#### Instruções do exercício:
**a.** Segundo o trecho citado, que lei estabelece, no artigo 3º, inciso III, a definição de meio ambiente?
**b.** Traduza para o inglês esta frase do trecho citado: "Todos esses componentes associados dão suporte à vida no planeta."
**c.** Edite o trecho citado de "O ambiente deve" até "vida no planeta.", inclusive, e substitua "componentes" por "elementos".

O ambiente pode ser considerado sob as mais variadas perspectivas no âmbito do Direito, e isso decorre da existência de múltiplos ordenamentos jurídicos setoriais. O ordenamento jurídico-penal é um deles, e o conceito de ambiente que delimitará o bem jurídico a se proteger não pode ignorar a noção a esse respeito gravada na Constituição Federal, nem tampouco pode se afastar da realidade, objeto de sua regulação. 

Certamente haverá de existir uma estreita vinculação entre o mundo fático e a norma jurídica penal, decorrendo daí a importância do delineamento da noção extrajurídica de ambiente. No âmbito das ciências biológicas, leciona-se que ambiente é o “conjunto de condições que envolvem e sustentam os seres vivos na biosfera, como um todo ou em parte desta, abrangendo elementos do clima, do solo, da água e de organismos”. 

O ambiente deve ser considerado sempre a partir da perspectiva de um determinado organismo. Desde uma diminuta dimensão até numa dimensão de ordem planetária, os componentes bióticos estão intimamente conectados entre si e com os componentes abióticos, formando um todo indissociável. 

Os organismos e a somatória de todas as condições externas circundantes constituem o ambiente que, assim, seria integrado por todo o conjunto da flora e da fauna, e também pela água, ar atmosférico e solo. Todos esses componentes associados dão suporte à vida no planeta.  

3. Ambiente e ecologia

O conceito não-jurídico de ambiente encerra em si apenas elementos naturais. Retratando essa realidade, estabeleceu o artigo 3º, inciso III, da Lei n. 6.938/81 que meio ambiente é conjunto de condições, leis, influências e interações, de ordem física, química ou biológica, que permite, abriga e rege a vida em todas as suas formas. Esse complexo sistema, que propicia a existência da vida na Terra, constitui-se no objeto de uma ciência: a ecologia. 

Para os biólogos, a ecologia implica no estudo analítico das condições criadas pelo meio (tais como temperatura, umidade, teor de oxigênio, pressão, etc.), da ação deste sobre os seres que nele habitam, da maneira pela qual se adaptam para sobreviver e do modo como as atividades que desenvolvem modificam esse mesmo meio. Mas, apesar de a ecologia ser uma ciência biológica, é freqüentemente objeto de estudos em outras áreas, tais como na geografia e sociologia. 

É freqüente confundir o termo ambiente com ecologia, que compreende não só o estudo dos elementos constitutivos do ambiente, “mas mais do que isso, do relacionamento que existe entre eles. A ecologia é o estudo de como as partes vivas interagem com as partes não-vivas, e como os fatores, tais como o clima, influenciam todas as partes. Você pode imaginar que o meio ambiente é um agrupamento de dominós em torno de você, e a ecologia é o estudo do efeito dominó, ou o impacto de um dominó sobre os outros”.

#### Linhas de dados:
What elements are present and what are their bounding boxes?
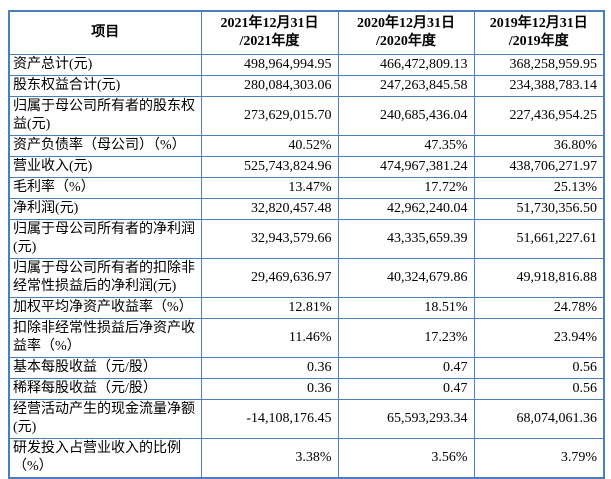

#### Respostas dos exercícios:
**a.** A Lei n. 6.938/81.

**b.** All these associated components support life on the planet.

**c.**
O ambiente deve ser considerado sempre a partir da perspectiva de um determinado organismo. Desde uma diminuta dimensão até numa dimensão de ordem planetária, os elementos bióticos estão intimamente conectados entre si e com os elementos abióticos, formando um todo indissociável. 

Os organismos e a somatória de todas as condições externas circundantes constituem o ambiente que, assim, seria integrado por todo o conjunto da flora e da fauna, e também pela água, ar atmosférico e solo. Todos esses elementos associados dão suporte à vida no planeta.